EXERCISE AIM: Reproduction without pictures: print every entry precisely as written.

(Rendered page images)
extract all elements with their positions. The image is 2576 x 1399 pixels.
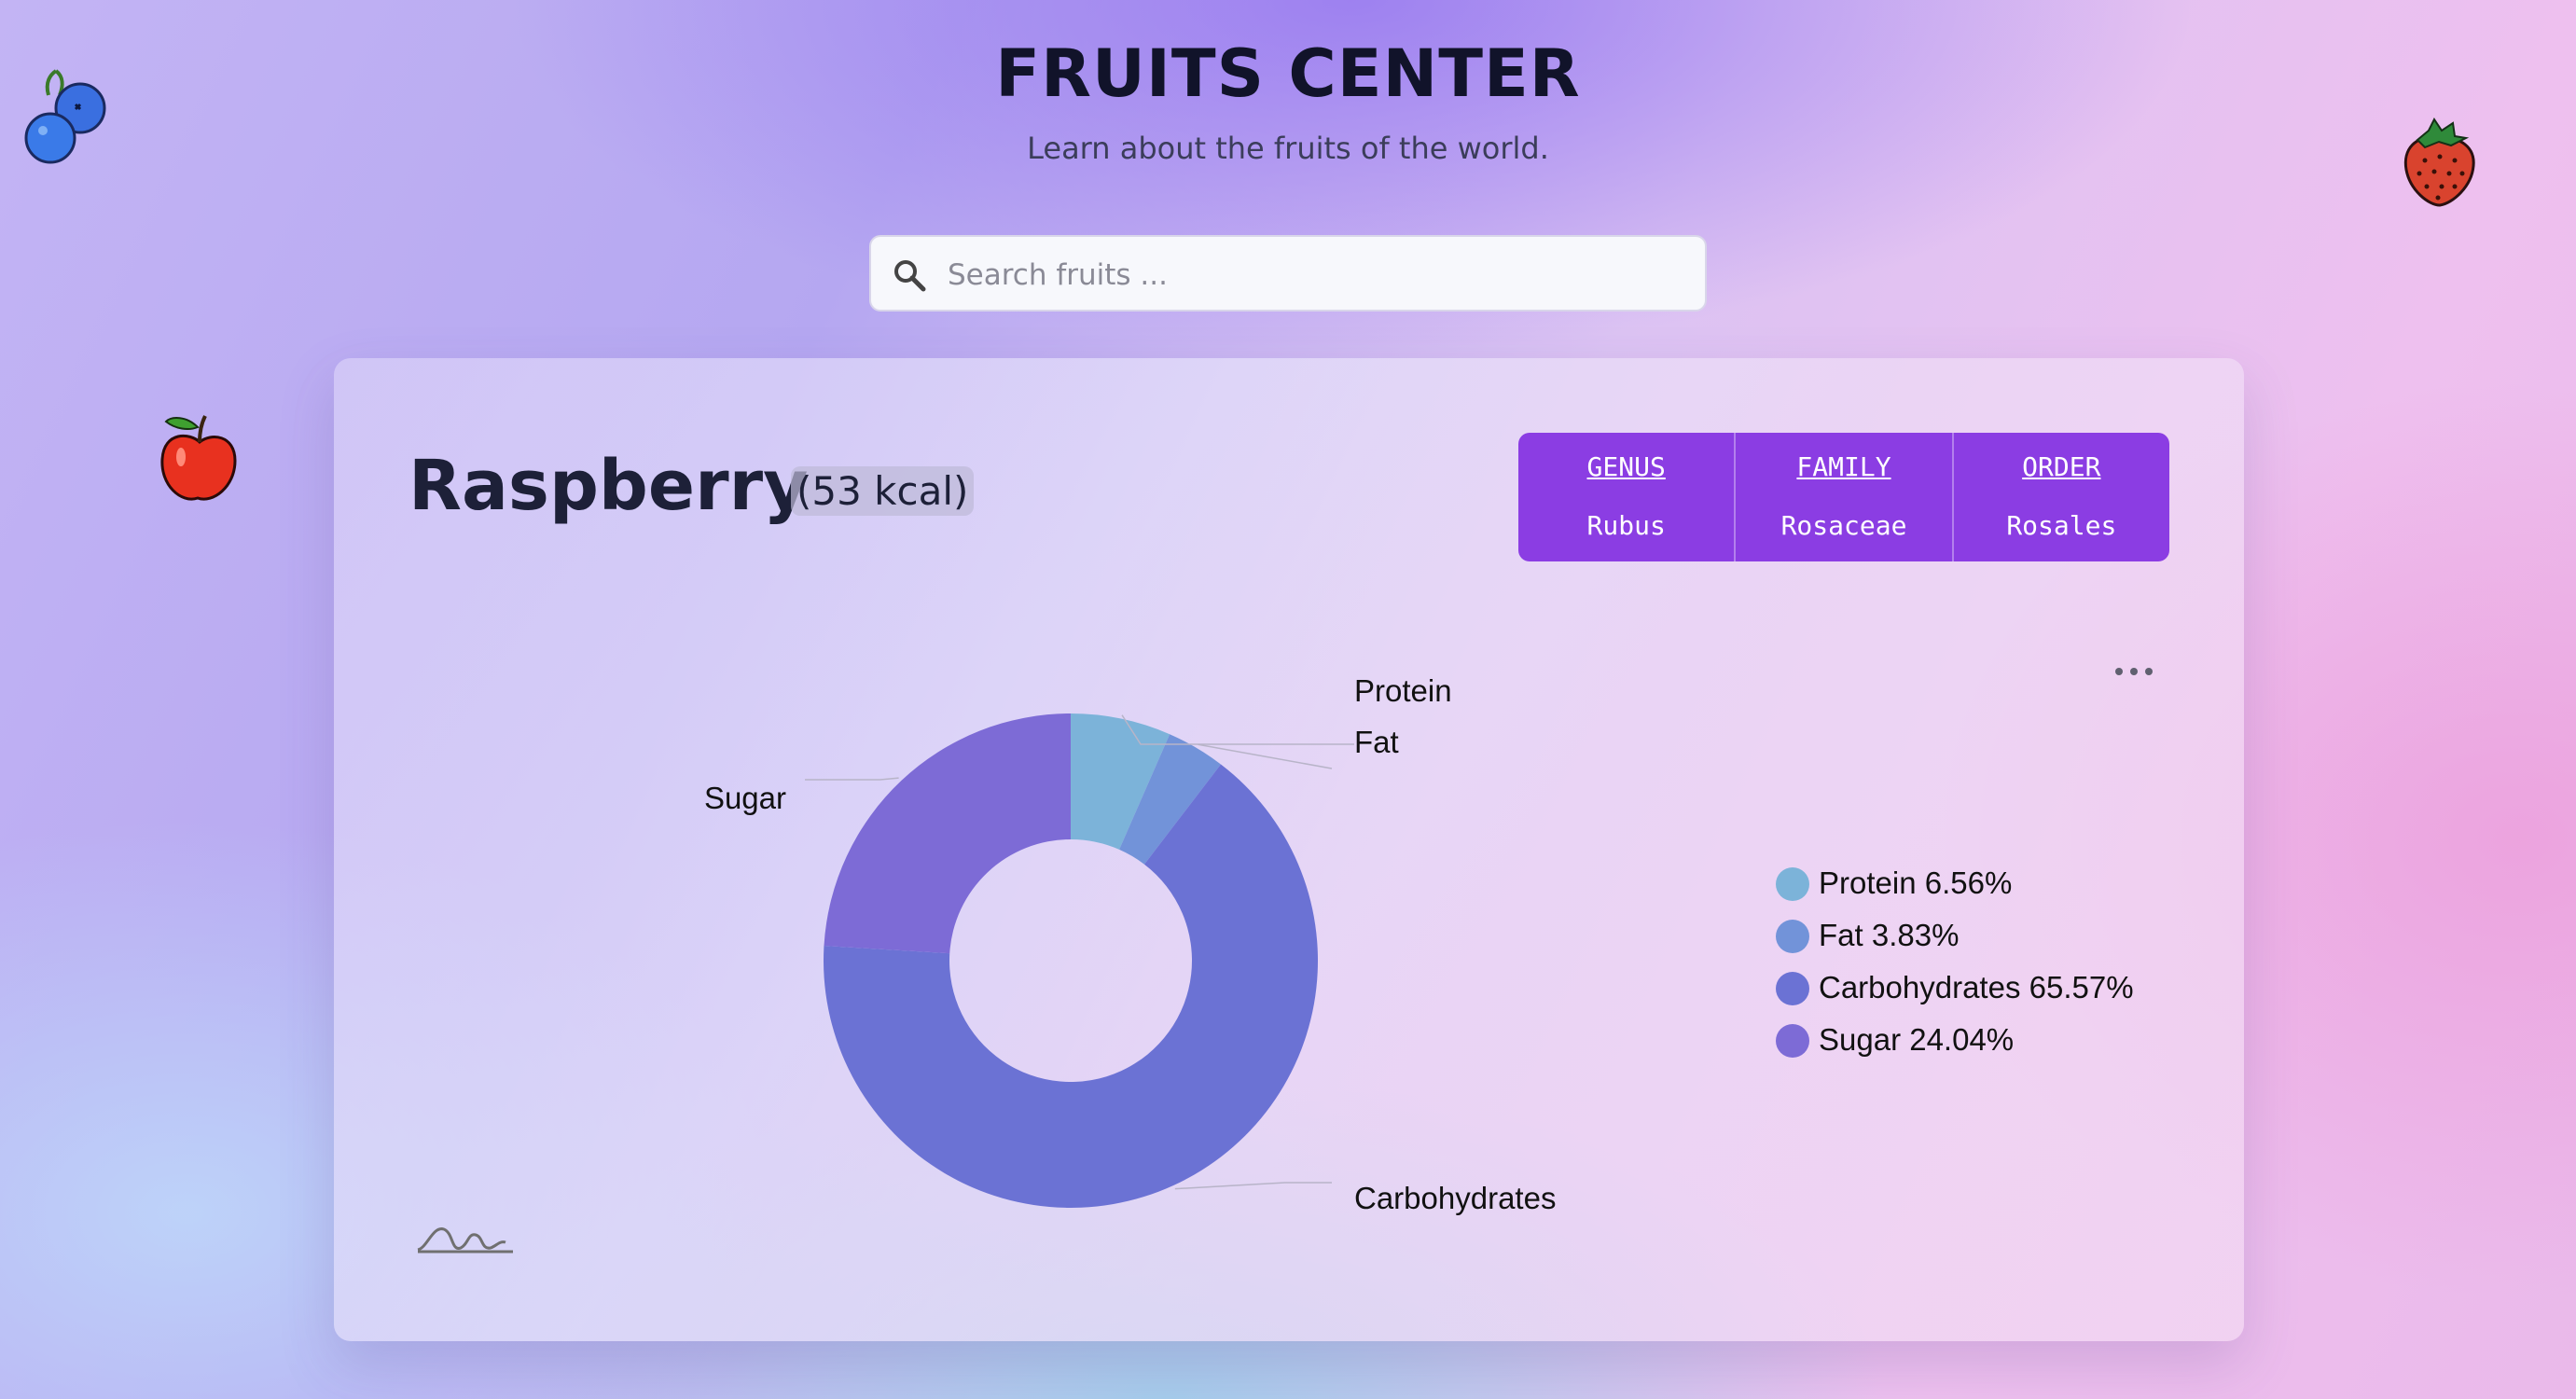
legend-dot-sugar — [1776, 1024, 1809, 1058]
slice-label-fat: Fat — [1354, 725, 1399, 759]
donut-slice-sugar[interactable] — [824, 713, 1071, 954]
blueberry-icon — [24, 69, 106, 164]
slice-label-sugar: Sugar — [704, 781, 786, 815]
strawberry-icon — [2403, 118, 2475, 207]
page-title: FRUITS CENTER — [995, 35, 1581, 112]
search-icon — [894, 260, 926, 292]
search-input[interactable] — [946, 246, 1686, 304]
legend-label-carbohydrates: Carbohydrates 65.57% — [1819, 970, 2134, 1004]
fruit-card: Raspberry (53 kcal) GENUS Rubus FAMILY R… — [334, 358, 2244, 1341]
page-subtitle: Learn about the fruits of the world. — [1027, 131, 1549, 166]
legend-label-fat: Fat 3.83% — [1819, 918, 1960, 952]
legend-dot-fat — [1776, 920, 1809, 953]
leader-line-sugar — [805, 777, 899, 781]
nutrition-donut-chart: Protein Fat Carbohydrates Sugar — [704, 673, 1557, 1215]
echarts-logo-icon — [417, 1227, 513, 1254]
leader-line-carbohydrates — [1174, 1182, 1332, 1190]
apple-icon — [160, 415, 237, 501]
slice-label-carbohydrates: Carbohydrates — [1354, 1181, 1556, 1215]
legend-dot-protein — [1776, 867, 1809, 901]
search-box[interactable] — [869, 235, 1707, 312]
legend-dot-carbohydrates — [1776, 972, 1809, 1005]
legend-label-sugar: Sugar 24.04% — [1819, 1022, 2015, 1057]
legend-label-protein: Protein 6.56% — [1819, 866, 2013, 900]
slice-label-protein: Protein — [1354, 673, 1452, 708]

RESPONSE FOR THIS EXERCISE:
extract all elements with their positions. The image is 2576 x 1399 pixels.
legend-dot-sugar — [1776, 1024, 1809, 1058]
slice-label-fat: Fat — [1354, 725, 1399, 759]
donut-slice-sugar[interactable] — [824, 713, 1071, 954]
blueberry-icon — [24, 69, 106, 164]
slice-label-sugar: Sugar — [704, 781, 786, 815]
strawberry-icon — [2403, 118, 2475, 207]
page-title: FRUITS CENTER — [995, 35, 1581, 112]
search-icon — [894, 260, 926, 292]
search-input[interactable] — [946, 246, 1686, 304]
legend-label-carbohydrates: Carbohydrates 65.57% — [1819, 970, 2134, 1004]
fruit-card: Raspberry (53 kcal) GENUS Rubus FAMILY R… — [334, 358, 2244, 1341]
page-subtitle: Learn about the fruits of the world. — [1027, 131, 1549, 166]
legend-label-fat: Fat 3.83% — [1819, 918, 1960, 952]
legend-dot-fat — [1776, 920, 1809, 953]
leader-line-sugar — [805, 777, 899, 781]
nutrition-donut-chart: Protein Fat Carbohydrates Sugar — [704, 673, 1557, 1215]
echarts-logo-icon — [417, 1227, 513, 1254]
leader-line-carbohydrates — [1174, 1182, 1332, 1190]
apple-icon — [160, 415, 237, 501]
slice-label-carbohydrates: Carbohydrates — [1354, 1181, 1556, 1215]
legend-dot-protein — [1776, 867, 1809, 901]
search-box[interactable] — [869, 235, 1707, 312]
legend-dot-carbohydrates — [1776, 972, 1809, 1005]
legend-label-sugar: Sugar 24.04% — [1819, 1022, 2015, 1057]
legend-label-protein: Protein 6.56% — [1819, 866, 2013, 900]
slice-label-protein: Protein — [1354, 673, 1452, 708]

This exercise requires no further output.